Task objective -
Each line below should be quoted exactly, please.

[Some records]
* start *

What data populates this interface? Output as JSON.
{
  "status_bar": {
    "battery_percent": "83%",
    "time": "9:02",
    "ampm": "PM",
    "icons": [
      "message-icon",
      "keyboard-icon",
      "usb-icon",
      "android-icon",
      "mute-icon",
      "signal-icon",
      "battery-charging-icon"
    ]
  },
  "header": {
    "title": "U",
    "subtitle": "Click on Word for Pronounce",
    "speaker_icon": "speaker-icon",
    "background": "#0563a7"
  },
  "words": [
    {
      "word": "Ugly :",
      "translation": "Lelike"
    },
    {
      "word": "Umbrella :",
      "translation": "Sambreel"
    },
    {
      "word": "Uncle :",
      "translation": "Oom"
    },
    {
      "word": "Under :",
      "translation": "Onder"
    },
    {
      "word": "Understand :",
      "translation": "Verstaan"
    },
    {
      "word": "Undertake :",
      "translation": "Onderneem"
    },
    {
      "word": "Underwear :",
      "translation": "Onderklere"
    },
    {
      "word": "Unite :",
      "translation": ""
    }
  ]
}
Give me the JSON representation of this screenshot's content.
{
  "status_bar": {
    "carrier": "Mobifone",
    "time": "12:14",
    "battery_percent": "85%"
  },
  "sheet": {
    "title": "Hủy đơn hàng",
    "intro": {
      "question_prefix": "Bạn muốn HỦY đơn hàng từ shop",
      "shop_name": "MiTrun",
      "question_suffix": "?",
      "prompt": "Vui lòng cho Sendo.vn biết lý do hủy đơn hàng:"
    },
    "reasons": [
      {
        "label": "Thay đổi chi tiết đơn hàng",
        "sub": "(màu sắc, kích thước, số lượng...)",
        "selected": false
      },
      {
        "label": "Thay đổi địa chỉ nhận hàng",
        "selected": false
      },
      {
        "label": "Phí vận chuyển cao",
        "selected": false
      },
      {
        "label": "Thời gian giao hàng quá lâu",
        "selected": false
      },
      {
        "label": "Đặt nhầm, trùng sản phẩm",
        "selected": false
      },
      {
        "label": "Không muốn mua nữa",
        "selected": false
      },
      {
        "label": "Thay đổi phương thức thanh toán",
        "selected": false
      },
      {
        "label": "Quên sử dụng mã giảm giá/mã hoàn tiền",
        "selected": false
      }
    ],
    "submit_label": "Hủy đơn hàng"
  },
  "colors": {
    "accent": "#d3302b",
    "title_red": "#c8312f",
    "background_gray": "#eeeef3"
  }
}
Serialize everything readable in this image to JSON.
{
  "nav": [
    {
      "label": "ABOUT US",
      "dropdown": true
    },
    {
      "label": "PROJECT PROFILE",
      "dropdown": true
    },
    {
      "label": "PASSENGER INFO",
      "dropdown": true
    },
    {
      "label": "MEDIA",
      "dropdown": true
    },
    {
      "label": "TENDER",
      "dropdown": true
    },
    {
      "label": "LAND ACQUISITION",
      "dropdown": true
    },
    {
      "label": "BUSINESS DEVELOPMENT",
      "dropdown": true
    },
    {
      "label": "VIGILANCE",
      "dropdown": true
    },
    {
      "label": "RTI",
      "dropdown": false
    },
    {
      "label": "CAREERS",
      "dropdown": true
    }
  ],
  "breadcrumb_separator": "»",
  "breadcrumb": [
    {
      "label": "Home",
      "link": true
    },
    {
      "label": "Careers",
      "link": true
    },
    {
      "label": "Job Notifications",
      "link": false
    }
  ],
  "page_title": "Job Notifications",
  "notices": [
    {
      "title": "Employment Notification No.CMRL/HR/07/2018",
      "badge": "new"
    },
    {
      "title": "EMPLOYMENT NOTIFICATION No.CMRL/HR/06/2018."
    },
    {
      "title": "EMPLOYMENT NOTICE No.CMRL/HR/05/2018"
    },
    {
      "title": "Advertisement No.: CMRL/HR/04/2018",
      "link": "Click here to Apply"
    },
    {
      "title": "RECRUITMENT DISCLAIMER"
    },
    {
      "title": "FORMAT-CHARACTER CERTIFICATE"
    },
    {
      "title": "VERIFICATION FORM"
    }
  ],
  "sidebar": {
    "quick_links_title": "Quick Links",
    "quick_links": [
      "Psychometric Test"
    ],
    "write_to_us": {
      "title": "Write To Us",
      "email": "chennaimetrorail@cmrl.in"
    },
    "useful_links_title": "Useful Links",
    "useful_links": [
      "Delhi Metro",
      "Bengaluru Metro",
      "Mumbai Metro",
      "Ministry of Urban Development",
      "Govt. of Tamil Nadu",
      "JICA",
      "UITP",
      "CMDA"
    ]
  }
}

* end *

Reply to the task -
What data populates this interface? Output as JSON.
{
  "status_bar": {
    "battery_percent": "83%",
    "time": "9:02",
    "ampm": "PM",
    "icons": [
      "message-icon",
      "keyboard-icon",
      "usb-icon",
      "android-icon",
      "mute-icon",
      "signal-icon",
      "battery-charging-icon"
    ]
  },
  "header": {
    "title": "U",
    "subtitle": "Click on Word for Pronounce",
    "speaker_icon": "speaker-icon",
    "background": "#0563a7"
  },
  "words": [
    {
      "word": "Ugly :",
      "translation": "Lelike"
    },
    {
      "word": "Umbrella :",
      "translation": "Sambreel"
    },
    {
      "word": "Uncle :",
      "translation": "Oom"
    },
    {
      "word": "Under :",
      "translation": "Onder"
    },
    {
      "word": "Understand :",
      "translation": "Verstaan"
    },
    {
      "word": "Undertake :",
      "translation": "Onderneem"
    },
    {
      "word": "Underwear :",
      "translation": "Onderklere"
    },
    {
      "word": "Unite :",
      "translation": ""
    }
  ]
}
Give me the JSON representation of this screenshot's content.
{
  "status_bar": {
    "carrier": "Mobifone",
    "time": "12:14",
    "battery_percent": "85%"
  },
  "sheet": {
    "title": "Hủy đơn hàng",
    "intro": {
      "question_prefix": "Bạn muốn HỦY đơn hàng từ shop",
      "shop_name": "MiTrun",
      "question_suffix": "?",
      "prompt": "Vui lòng cho Sendo.vn biết lý do hủy đơn hàng:"
    },
    "reasons": [
      {
        "label": "Thay đổi chi tiết đơn hàng",
        "sub": "(màu sắc, kích thước, số lượng...)",
        "selected": false
      },
      {
        "label": "Thay đổi địa chỉ nhận hàng",
        "selected": false
      },
      {
        "label": "Phí vận chuyển cao",
        "selected": false
      },
      {
        "label": "Thời gian giao hàng quá lâu",
        "selected": false
      },
      {
        "label": "Đặt nhầm, trùng sản phẩm",
        "selected": false
      },
      {
        "label": "Không muốn mua nữa",
        "selected": false
      },
      {
        "label": "Thay đổi phương thức thanh toán",
        "selected": false
      },
      {
        "label": "Quên sử dụng mã giảm giá/mã hoàn tiền",
        "selected": false
      }
    ],
    "submit_label": "Hủy đơn hàng"
  },
  "colors": {
    "accent": "#d3302b",
    "title_red": "#c8312f",
    "background_gray": "#eeeef3"
  }
}
Serialize everything readable in this image to JSON.
{
  "nav": [
    {
      "label": "ABOUT US",
      "dropdown": true
    },
    {
      "label": "PROJECT PROFILE",
      "dropdown": true
    },
    {
      "label": "PASSENGER INFO",
      "dropdown": true
    },
    {
      "label": "MEDIA",
      "dropdown": true
    },
    {
      "label": "TENDER",
      "dropdown": true
    },
    {
      "label": "LAND ACQUISITION",
      "dropdown": true
    },
    {
      "label": "BUSINESS DEVELOPMENT",
      "dropdown": true
    },
    {
      "label": "VIGILANCE",
      "dropdown": true
    },
    {
      "label": "RTI",
      "dropdown": false
    },
    {
      "label": "CAREERS",
      "dropdown": true
    }
  ],
  "breadcrumb_separator": "»",
  "breadcrumb": [
    {
      "label": "Home",
      "link": true
    },
    {
      "label": "Careers",
      "link": true
    },
    {
      "label": "Job Notifications",
      "link": false
    }
  ],
  "page_title": "Job Notifications",
  "notices": [
    {
      "title": "Employment Notification No.CMRL/HR/07/2018",
      "badge": "new"
    },
    {
      "title": "EMPLOYMENT NOTIFICATION No.CMRL/HR/06/2018."
    },
    {
      "title": "EMPLOYMENT NOTICE No.CMRL/HR/05/2018"
    },
    {
      "title": "Advertisement No.: CMRL/HR/04/2018",
      "link": "Click here to Apply"
    },
    {
      "title": "RECRUITMENT DISCLAIMER"
    },
    {
      "title": "FORMAT-CHARACTER CERTIFICATE"
    },
    {
      "title": "VERIFICATION FORM"
    }
  ],
  "sidebar": {
    "quick_links_title": "Quick Links",
    "quick_links": [
      "Psychometric Test"
    ],
    "write_to_us": {
      "title": "Write To Us",
      "email": "chennaimetrorail@cmrl.in"
    },
    "useful_links_title": "Useful Links",
    "useful_links": [
      "Delhi Metro",
      "Bengaluru Metro",
      "Mumbai Metro",
      "Ministry of Urban Development",
      "Govt. of Tamil Nadu",
      "JICA",
      "UITP",
      "CMDA"
    ]
  }
}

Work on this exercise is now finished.